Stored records
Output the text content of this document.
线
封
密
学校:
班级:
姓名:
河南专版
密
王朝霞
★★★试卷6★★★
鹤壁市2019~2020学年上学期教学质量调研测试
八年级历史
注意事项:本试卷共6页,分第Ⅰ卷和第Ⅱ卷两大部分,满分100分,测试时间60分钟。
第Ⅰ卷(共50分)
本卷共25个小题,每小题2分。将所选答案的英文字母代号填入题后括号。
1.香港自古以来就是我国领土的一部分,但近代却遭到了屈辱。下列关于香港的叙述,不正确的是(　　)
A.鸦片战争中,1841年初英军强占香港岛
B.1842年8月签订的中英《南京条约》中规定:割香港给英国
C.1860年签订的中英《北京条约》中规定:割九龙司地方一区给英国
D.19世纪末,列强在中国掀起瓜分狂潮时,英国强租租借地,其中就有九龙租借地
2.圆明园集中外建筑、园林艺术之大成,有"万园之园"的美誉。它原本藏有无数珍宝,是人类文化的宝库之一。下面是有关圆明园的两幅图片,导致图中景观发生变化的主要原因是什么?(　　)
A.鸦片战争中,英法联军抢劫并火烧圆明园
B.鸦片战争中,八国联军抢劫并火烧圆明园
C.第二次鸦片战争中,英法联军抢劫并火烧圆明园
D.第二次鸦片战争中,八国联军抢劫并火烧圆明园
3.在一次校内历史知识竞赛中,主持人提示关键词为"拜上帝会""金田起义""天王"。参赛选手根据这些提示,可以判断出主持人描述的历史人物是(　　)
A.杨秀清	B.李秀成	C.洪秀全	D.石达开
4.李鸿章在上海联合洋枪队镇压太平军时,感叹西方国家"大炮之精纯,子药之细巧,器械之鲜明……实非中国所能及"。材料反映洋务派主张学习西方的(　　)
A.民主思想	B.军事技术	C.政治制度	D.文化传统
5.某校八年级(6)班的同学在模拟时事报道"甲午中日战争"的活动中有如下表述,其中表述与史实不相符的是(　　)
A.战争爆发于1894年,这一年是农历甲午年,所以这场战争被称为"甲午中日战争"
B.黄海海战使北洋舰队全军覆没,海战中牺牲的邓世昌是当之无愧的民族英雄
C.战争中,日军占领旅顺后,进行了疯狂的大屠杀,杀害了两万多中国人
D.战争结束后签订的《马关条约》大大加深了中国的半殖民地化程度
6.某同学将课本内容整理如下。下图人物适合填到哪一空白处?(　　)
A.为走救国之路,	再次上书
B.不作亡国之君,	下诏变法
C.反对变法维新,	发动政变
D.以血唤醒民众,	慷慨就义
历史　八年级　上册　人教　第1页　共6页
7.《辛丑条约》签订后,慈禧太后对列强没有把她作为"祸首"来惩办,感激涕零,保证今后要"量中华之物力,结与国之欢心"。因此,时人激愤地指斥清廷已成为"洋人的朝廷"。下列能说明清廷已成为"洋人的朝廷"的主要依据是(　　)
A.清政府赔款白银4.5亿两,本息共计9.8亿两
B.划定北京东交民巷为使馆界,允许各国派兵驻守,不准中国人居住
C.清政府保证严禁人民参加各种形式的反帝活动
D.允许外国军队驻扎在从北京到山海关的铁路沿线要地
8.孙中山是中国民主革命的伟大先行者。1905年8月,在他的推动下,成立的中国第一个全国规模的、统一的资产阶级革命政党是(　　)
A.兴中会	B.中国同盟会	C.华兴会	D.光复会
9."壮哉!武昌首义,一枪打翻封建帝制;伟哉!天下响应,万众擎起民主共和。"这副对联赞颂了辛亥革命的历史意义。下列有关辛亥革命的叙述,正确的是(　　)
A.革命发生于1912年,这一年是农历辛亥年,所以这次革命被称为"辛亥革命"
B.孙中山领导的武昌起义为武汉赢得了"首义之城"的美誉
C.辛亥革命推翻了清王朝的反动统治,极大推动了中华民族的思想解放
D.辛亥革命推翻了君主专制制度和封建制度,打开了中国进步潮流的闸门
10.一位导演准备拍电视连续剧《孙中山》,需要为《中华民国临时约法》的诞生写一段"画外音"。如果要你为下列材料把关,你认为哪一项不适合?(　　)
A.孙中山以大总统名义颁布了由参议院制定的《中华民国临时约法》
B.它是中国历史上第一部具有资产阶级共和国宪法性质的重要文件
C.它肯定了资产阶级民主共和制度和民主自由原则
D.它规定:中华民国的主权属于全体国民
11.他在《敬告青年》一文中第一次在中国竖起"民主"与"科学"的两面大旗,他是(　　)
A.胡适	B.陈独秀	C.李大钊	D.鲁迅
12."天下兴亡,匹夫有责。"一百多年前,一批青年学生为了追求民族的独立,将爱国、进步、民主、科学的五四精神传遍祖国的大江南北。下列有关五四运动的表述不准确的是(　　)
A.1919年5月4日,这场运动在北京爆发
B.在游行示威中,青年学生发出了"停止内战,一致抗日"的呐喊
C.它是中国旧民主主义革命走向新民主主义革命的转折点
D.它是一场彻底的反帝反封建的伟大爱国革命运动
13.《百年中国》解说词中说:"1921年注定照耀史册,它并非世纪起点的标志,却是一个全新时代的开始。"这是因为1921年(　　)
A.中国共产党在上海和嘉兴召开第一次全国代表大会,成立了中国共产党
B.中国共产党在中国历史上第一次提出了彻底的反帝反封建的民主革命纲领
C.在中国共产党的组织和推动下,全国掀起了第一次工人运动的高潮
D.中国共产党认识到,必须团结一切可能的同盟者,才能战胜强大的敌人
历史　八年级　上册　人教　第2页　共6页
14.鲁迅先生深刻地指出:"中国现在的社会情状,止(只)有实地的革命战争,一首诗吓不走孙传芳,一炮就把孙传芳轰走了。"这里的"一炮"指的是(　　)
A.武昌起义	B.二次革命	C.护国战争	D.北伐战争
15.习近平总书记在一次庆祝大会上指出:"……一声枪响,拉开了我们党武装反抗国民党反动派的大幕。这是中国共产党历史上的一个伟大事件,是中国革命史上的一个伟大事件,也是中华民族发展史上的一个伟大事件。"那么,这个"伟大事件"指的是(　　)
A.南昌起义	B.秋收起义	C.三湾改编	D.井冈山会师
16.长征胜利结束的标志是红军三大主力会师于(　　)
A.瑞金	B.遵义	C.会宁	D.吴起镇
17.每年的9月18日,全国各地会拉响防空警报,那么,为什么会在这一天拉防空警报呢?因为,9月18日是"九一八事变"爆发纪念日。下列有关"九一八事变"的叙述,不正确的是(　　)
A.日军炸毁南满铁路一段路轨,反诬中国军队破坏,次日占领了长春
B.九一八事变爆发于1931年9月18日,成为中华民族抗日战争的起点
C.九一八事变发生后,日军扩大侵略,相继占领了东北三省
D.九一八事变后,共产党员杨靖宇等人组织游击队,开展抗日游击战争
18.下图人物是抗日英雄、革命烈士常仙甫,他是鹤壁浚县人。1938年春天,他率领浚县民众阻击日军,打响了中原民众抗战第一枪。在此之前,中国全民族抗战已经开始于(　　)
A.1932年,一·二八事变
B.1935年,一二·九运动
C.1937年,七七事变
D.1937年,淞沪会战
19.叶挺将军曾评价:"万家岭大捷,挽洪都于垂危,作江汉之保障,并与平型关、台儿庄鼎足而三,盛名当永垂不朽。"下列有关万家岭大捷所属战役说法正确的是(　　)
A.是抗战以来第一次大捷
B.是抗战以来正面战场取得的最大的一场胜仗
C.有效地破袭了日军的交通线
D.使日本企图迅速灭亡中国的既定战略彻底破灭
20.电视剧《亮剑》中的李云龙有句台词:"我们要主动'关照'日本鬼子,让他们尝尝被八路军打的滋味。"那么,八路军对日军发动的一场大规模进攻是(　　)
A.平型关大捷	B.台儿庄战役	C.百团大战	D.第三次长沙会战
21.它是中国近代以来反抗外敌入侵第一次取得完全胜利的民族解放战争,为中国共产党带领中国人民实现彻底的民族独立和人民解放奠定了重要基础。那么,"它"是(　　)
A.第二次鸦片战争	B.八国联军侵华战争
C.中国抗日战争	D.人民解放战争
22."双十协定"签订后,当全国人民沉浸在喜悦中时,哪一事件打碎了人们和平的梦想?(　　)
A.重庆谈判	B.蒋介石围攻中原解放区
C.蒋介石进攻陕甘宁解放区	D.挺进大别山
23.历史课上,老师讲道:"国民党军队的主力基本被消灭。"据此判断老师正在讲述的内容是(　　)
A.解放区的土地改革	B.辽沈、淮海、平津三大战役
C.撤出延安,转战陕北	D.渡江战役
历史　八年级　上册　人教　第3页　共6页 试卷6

## INSTRUCTION:
Say how many lines above hold the word "第二次鸦片战争中", giving only the count.

## CORRECT ANSWER:
2